● Given instruction
Copy out each line that includes the word "xlabel".

Records from a data collection:
────────────────────────────────────────
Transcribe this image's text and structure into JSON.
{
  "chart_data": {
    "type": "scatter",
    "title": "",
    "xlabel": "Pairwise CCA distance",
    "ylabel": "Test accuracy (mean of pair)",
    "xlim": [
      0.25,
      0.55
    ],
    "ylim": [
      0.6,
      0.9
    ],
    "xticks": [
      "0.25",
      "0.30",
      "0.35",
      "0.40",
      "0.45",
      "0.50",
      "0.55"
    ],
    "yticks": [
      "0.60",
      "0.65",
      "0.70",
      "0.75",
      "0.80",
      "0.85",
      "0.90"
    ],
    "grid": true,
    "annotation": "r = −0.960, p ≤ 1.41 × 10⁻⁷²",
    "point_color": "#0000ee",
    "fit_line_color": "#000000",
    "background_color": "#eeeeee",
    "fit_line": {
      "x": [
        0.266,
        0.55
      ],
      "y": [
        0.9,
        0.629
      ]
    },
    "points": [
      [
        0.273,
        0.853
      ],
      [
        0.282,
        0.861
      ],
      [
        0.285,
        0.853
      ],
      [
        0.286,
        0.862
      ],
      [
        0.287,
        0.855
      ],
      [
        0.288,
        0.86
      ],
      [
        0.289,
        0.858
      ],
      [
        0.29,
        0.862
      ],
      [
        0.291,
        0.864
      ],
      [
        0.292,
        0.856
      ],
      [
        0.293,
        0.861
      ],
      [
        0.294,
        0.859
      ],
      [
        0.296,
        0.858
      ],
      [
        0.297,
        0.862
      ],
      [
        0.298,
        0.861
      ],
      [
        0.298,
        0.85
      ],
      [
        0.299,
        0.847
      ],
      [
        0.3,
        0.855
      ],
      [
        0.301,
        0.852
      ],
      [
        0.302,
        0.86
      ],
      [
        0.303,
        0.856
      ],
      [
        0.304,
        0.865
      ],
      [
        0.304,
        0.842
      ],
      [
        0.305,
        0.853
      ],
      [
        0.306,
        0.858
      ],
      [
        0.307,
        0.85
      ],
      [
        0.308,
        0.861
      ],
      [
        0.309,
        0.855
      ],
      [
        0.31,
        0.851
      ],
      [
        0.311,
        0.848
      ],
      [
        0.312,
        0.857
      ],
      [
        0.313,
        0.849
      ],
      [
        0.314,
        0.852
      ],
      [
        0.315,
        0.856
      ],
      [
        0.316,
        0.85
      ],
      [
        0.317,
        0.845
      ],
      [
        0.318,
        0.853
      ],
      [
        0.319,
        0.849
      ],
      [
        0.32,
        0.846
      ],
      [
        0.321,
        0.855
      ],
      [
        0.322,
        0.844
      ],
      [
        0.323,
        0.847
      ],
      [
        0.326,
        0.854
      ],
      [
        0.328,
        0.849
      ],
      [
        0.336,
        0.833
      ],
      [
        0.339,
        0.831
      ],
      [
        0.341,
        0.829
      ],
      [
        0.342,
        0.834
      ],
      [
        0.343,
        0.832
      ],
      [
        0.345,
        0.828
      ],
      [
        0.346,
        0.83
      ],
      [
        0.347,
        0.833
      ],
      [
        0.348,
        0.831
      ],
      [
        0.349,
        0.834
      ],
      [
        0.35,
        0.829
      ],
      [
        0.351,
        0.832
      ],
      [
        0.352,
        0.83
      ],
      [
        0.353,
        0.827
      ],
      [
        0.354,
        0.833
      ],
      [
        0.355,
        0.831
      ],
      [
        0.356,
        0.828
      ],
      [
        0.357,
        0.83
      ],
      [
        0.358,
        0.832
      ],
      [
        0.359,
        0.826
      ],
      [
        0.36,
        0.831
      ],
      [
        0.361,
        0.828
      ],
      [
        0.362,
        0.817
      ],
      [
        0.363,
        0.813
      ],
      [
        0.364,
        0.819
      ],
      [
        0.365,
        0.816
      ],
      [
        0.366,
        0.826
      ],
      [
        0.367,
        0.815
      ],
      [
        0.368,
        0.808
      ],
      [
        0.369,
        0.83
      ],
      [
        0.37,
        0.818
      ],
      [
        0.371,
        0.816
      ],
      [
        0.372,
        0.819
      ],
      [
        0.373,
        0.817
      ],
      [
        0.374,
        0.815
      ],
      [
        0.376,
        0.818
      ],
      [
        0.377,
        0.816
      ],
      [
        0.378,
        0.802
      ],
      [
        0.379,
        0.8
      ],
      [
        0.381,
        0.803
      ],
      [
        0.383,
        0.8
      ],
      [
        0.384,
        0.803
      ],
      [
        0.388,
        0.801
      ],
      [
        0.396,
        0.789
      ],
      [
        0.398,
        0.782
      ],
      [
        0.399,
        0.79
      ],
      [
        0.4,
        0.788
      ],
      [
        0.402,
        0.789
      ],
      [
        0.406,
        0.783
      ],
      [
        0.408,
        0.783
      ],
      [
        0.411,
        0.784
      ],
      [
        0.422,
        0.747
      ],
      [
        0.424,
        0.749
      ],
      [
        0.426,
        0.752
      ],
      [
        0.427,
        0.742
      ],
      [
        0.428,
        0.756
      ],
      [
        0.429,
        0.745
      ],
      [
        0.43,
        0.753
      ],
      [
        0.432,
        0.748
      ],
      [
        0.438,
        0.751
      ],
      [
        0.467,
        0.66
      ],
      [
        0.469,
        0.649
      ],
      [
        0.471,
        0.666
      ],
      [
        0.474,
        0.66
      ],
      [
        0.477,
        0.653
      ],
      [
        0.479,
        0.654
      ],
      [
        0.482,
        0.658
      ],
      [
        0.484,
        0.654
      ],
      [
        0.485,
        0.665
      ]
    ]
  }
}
────────────────────────────────────────
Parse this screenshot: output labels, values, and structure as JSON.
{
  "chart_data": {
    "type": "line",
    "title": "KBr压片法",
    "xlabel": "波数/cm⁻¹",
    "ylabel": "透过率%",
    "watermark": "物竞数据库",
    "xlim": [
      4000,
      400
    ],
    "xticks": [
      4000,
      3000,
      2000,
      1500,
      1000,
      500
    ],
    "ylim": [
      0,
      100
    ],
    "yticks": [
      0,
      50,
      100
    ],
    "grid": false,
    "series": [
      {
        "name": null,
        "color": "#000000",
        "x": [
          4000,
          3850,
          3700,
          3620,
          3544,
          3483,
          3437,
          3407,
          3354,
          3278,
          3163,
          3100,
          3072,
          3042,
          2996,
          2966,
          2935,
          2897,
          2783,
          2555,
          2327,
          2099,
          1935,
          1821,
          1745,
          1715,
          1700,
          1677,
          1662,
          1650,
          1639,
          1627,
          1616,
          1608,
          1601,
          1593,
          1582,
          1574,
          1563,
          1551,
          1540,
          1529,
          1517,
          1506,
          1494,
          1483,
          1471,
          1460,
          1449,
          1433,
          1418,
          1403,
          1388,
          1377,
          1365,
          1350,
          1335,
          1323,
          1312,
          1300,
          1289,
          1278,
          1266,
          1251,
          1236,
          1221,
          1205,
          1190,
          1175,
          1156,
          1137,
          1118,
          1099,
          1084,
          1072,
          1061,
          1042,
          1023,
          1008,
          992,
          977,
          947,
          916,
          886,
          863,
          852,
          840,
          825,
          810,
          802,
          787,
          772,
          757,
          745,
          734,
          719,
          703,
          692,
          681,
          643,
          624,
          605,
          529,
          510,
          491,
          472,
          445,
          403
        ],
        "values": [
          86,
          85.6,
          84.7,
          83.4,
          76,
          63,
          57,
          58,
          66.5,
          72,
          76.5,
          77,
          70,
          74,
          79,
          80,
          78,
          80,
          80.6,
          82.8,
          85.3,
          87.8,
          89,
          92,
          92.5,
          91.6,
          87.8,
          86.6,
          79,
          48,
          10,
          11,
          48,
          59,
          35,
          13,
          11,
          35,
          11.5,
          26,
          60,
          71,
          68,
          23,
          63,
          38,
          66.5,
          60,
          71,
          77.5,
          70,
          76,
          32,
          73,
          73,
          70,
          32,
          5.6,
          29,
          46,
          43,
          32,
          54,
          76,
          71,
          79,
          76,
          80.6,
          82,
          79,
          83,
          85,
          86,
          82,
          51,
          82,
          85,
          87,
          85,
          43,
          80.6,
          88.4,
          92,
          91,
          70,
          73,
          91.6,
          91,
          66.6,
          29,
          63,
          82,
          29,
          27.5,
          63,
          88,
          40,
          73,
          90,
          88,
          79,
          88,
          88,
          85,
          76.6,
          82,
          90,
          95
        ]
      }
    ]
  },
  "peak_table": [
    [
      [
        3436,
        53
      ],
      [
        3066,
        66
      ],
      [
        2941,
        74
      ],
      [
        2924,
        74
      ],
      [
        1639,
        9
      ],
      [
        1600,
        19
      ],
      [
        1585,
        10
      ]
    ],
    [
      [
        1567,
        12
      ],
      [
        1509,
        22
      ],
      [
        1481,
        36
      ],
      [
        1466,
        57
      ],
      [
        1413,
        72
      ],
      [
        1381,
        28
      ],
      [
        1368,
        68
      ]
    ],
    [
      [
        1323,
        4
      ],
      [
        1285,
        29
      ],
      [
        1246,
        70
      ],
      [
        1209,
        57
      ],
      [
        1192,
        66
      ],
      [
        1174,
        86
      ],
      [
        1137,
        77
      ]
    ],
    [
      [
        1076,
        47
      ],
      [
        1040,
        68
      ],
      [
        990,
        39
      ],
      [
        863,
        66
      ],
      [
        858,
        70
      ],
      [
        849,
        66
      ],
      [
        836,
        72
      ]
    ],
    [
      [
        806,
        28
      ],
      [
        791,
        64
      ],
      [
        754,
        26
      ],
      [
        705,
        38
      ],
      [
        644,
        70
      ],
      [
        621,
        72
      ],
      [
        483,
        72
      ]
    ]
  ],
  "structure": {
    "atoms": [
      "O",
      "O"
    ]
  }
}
────────────────────────────────────────
● Completed task
    "xlabel": "Pairwise CCA distance",
    "xlabel": "波数/cm⁻¹",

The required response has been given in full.